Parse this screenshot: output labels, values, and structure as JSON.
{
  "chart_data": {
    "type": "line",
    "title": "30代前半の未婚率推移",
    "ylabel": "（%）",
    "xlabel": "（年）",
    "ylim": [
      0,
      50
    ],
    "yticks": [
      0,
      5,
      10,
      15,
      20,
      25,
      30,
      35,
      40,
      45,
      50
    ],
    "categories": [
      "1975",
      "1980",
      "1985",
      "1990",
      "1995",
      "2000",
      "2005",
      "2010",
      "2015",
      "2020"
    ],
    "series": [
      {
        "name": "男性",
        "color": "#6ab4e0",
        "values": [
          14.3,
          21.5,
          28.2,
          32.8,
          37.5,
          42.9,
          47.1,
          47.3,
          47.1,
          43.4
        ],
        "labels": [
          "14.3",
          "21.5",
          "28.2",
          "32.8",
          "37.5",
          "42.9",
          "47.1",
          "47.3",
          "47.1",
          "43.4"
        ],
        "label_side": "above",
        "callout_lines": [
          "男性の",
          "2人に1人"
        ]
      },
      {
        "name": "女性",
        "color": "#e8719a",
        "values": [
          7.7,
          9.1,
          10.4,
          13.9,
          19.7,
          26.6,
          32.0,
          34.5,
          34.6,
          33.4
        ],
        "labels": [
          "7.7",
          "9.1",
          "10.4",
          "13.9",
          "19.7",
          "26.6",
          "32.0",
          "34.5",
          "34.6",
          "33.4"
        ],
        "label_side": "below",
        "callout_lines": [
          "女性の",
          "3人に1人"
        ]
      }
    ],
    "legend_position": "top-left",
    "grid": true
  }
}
* * *
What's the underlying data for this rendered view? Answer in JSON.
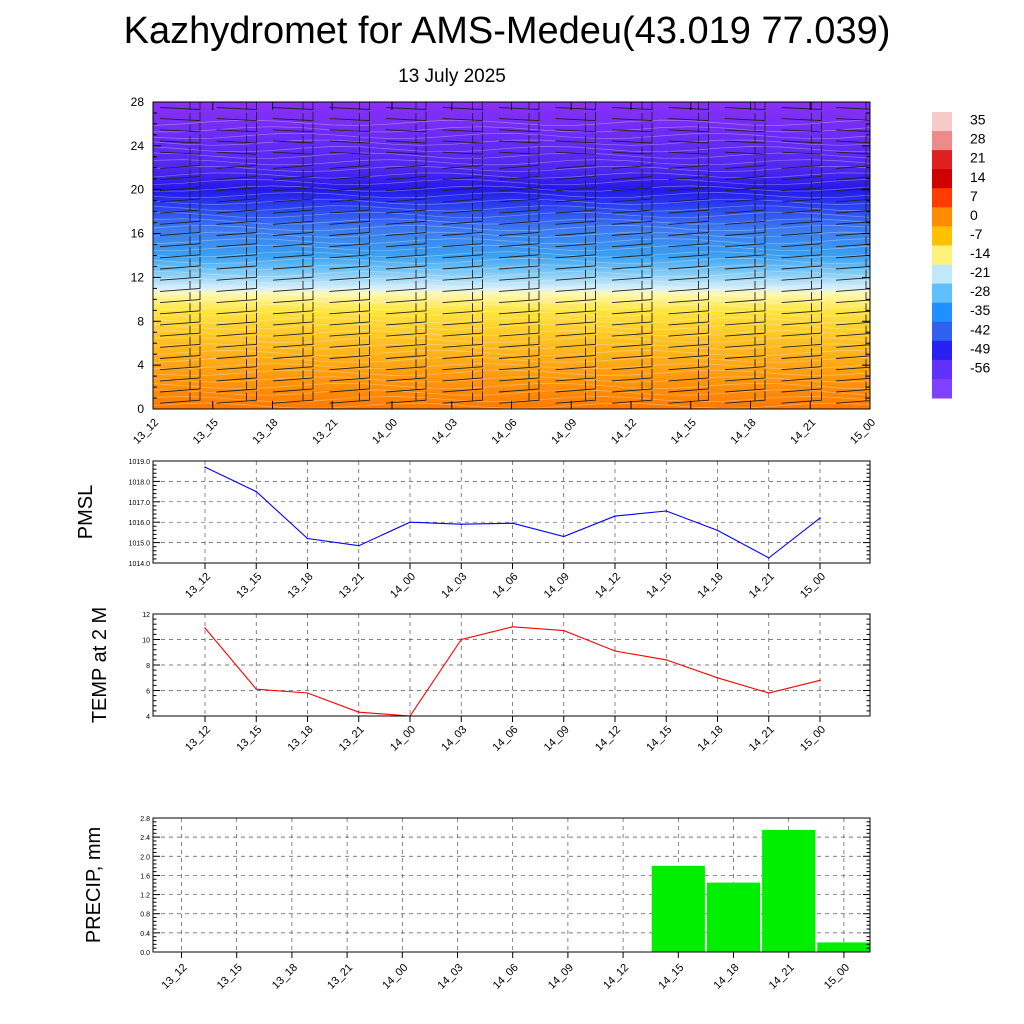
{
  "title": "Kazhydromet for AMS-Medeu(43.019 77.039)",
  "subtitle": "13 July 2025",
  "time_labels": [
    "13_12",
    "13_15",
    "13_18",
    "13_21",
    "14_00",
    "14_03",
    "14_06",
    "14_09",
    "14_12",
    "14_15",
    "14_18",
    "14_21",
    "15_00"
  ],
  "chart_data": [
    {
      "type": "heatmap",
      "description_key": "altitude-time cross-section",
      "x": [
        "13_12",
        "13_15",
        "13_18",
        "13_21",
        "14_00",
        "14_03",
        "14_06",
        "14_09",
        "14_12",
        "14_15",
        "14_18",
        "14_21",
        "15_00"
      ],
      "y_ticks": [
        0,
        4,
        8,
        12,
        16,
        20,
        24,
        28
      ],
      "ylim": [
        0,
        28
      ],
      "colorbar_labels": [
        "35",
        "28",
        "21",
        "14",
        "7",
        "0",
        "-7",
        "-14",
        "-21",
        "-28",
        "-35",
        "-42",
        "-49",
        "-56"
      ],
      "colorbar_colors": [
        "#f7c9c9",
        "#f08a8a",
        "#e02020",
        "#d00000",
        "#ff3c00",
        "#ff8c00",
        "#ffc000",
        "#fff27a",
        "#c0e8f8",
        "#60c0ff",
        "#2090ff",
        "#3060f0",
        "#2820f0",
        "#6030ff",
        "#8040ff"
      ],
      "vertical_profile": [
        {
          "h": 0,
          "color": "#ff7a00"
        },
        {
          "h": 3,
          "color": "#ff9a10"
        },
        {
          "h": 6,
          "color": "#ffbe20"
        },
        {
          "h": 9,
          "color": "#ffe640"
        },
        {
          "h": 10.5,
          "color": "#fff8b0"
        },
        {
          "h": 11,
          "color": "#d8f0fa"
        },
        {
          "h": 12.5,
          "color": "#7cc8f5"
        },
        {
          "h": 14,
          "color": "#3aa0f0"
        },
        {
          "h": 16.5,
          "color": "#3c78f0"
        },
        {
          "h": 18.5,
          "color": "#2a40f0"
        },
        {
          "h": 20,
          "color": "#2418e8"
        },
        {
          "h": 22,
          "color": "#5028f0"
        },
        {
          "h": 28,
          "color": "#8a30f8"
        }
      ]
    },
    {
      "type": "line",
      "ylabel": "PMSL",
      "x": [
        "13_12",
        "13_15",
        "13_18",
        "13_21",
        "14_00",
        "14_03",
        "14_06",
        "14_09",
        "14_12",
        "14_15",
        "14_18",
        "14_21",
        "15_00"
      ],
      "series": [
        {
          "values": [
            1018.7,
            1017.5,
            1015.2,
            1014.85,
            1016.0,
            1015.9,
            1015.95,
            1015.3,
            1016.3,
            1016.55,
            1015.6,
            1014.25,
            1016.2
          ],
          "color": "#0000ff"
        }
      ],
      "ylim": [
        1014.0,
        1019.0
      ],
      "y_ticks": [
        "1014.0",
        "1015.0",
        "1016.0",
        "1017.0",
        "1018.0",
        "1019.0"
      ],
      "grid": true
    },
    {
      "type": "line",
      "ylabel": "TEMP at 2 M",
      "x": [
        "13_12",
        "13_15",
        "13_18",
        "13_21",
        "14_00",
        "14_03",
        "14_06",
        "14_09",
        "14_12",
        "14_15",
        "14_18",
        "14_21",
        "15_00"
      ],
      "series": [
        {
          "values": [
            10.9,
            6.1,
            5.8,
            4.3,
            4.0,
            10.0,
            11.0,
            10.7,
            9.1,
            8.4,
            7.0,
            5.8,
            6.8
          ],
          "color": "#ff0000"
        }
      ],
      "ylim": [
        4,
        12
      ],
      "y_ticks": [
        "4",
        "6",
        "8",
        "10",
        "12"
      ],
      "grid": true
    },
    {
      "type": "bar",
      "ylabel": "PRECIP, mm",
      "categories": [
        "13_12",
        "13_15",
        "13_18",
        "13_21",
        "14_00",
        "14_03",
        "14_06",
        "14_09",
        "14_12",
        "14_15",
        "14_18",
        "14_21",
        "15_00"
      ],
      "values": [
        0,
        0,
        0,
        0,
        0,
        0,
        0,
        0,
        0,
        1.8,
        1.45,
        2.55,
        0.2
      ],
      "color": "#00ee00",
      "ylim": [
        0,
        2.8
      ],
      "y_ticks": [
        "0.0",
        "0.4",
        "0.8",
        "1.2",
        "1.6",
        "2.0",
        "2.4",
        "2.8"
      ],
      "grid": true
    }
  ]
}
* * *
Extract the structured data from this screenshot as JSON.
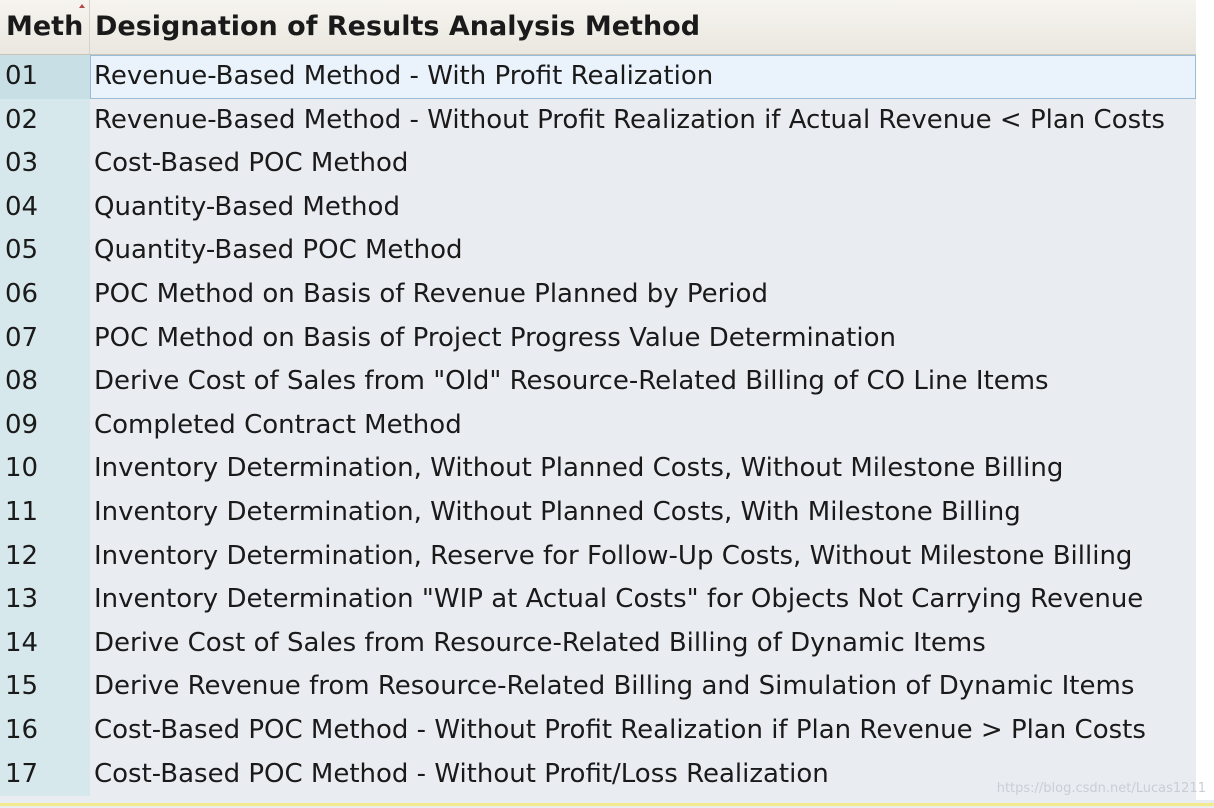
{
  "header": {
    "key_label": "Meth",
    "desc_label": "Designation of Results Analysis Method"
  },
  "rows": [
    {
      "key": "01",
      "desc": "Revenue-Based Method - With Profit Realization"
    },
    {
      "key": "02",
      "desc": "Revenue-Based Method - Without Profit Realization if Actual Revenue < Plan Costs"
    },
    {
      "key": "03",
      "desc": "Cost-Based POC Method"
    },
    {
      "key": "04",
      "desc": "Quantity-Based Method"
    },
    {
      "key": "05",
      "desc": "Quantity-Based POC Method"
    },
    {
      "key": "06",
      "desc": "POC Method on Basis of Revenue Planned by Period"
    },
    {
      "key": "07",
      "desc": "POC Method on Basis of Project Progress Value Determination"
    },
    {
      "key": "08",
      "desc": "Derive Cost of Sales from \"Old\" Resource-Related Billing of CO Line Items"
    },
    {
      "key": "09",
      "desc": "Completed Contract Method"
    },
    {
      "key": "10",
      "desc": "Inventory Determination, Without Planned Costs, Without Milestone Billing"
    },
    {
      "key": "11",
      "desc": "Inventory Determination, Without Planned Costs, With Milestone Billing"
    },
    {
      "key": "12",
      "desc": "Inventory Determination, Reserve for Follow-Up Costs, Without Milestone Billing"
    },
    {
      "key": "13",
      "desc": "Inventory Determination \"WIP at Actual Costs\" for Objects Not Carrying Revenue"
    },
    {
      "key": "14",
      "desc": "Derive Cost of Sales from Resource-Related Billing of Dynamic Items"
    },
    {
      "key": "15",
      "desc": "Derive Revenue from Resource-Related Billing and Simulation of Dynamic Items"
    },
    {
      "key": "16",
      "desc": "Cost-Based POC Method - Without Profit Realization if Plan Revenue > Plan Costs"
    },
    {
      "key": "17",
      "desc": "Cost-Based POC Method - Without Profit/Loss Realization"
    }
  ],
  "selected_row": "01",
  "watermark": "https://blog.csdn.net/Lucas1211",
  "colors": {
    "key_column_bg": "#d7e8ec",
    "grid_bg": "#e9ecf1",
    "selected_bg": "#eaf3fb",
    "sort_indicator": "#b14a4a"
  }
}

**EXERCISE**: How many lines in these entries contain the string "Milestone"? State the number and nothing more.

**ANSWER IN FULL**: 3